▸ Work required:
Each entry needs to be restated exactly as written.

▸ Given records:
################
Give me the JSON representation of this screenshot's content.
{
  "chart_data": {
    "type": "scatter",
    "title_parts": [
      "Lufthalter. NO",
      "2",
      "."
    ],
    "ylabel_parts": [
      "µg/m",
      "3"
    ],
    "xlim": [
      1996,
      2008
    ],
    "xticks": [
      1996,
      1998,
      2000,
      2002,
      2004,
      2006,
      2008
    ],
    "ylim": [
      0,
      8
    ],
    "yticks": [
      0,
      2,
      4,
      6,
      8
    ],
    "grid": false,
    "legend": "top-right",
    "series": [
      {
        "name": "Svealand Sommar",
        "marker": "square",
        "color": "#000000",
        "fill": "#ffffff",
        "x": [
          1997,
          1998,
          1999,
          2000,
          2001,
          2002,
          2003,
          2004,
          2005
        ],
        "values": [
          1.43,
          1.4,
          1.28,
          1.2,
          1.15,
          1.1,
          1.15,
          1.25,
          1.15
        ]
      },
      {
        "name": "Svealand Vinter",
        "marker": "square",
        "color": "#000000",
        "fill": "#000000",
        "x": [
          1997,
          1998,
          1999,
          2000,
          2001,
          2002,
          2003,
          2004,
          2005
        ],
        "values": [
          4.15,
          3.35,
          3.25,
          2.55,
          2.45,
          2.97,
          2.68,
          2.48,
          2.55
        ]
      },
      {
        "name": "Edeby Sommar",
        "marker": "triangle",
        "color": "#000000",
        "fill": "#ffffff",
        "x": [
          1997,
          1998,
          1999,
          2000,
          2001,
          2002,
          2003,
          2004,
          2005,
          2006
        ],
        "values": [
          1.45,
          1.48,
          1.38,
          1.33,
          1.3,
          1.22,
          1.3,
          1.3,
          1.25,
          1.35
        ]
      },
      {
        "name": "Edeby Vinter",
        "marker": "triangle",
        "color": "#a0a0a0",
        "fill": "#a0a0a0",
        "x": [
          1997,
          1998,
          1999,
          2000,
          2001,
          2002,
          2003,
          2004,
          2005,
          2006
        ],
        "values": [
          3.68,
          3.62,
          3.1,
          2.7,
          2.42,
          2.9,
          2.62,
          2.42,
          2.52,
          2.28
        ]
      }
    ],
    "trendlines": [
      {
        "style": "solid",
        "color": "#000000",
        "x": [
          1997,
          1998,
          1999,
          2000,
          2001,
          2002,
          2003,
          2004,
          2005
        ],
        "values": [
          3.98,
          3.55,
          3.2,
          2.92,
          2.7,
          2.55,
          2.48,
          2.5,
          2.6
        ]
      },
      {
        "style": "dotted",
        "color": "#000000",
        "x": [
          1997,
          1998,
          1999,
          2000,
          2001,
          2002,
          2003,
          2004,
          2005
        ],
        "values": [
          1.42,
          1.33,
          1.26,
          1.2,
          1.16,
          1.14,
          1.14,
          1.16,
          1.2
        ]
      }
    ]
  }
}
################
▸ Response:
Give me the JSON representation of this screenshot's content.
{
  "chart_data": {
    "type": "scatter",
    "title_parts": [
      "Lufthalter. NO",
      "2",
      "."
    ],
    "ylabel_parts": [
      "µg/m",
      "3"
    ],
    "xlim": [
      1996,
      2008
    ],
    "xticks": [
      1996,
      1998,
      2000,
      2002,
      2004,
      2006,
      2008
    ],
    "ylim": [
      0,
      8
    ],
    "yticks": [
      0,
      2,
      4,
      6,
      8
    ],
    "grid": false,
    "legend": "top-right",
    "series": [
      {
        "name": "Svealand Sommar",
        "marker": "square",
        "color": "#000000",
        "fill": "#ffffff",
        "x": [
          1997,
          1998,
          1999,
          2000,
          2001,
          2002,
          2003,
          2004,
          2005
        ],
        "values": [
          1.43,
          1.4,
          1.28,
          1.2,
          1.15,
          1.1,
          1.15,
          1.25,
          1.15
        ]
      },
      {
        "name": "Svealand Vinter",
        "marker": "square",
        "color": "#000000",
        "fill": "#000000",
        "x": [
          1997,
          1998,
          1999,
          2000,
          2001,
          2002,
          2003,
          2004,
          2005
        ],
        "values": [
          4.15,
          3.35,
          3.25,
          2.55,
          2.45,
          2.97,
          2.68,
          2.48,
          2.55
        ]
      },
      {
        "name": "Edeby Sommar",
        "marker": "triangle",
        "color": "#000000",
        "fill": "#ffffff",
        "x": [
          1997,
          1998,
          1999,
          2000,
          2001,
          2002,
          2003,
          2004,
          2005,
          2006
        ],
        "values": [
          1.45,
          1.48,
          1.38,
          1.33,
          1.3,
          1.22,
          1.3,
          1.3,
          1.25,
          1.35
        ]
      },
      {
        "name": "Edeby Vinter",
        "marker": "triangle",
        "color": "#a0a0a0",
        "fill": "#a0a0a0",
        "x": [
          1997,
          1998,
          1999,
          2000,
          2001,
          2002,
          2003,
          2004,
          2005,
          2006
        ],
        "values": [
          3.68,
          3.62,
          3.1,
          2.7,
          2.42,
          2.9,
          2.62,
          2.42,
          2.52,
          2.28
        ]
      }
    ],
    "trendlines": [
      {
        "style": "solid",
        "color": "#000000",
        "x": [
          1997,
          1998,
          1999,
          2000,
          2001,
          2002,
          2003,
          2004,
          2005
        ],
        "values": [
          3.98,
          3.55,
          3.2,
          2.92,
          2.7,
          2.55,
          2.48,
          2.5,
          2.6
        ]
      },
      {
        "style": "dotted",
        "color": "#000000",
        "x": [
          1997,
          1998,
          1999,
          2000,
          2001,
          2002,
          2003,
          2004,
          2005
        ],
        "values": [
          1.42,
          1.33,
          1.26,
          1.2,
          1.16,
          1.14,
          1.14,
          1.16,
          1.2
        ]
      }
    ]
  }
}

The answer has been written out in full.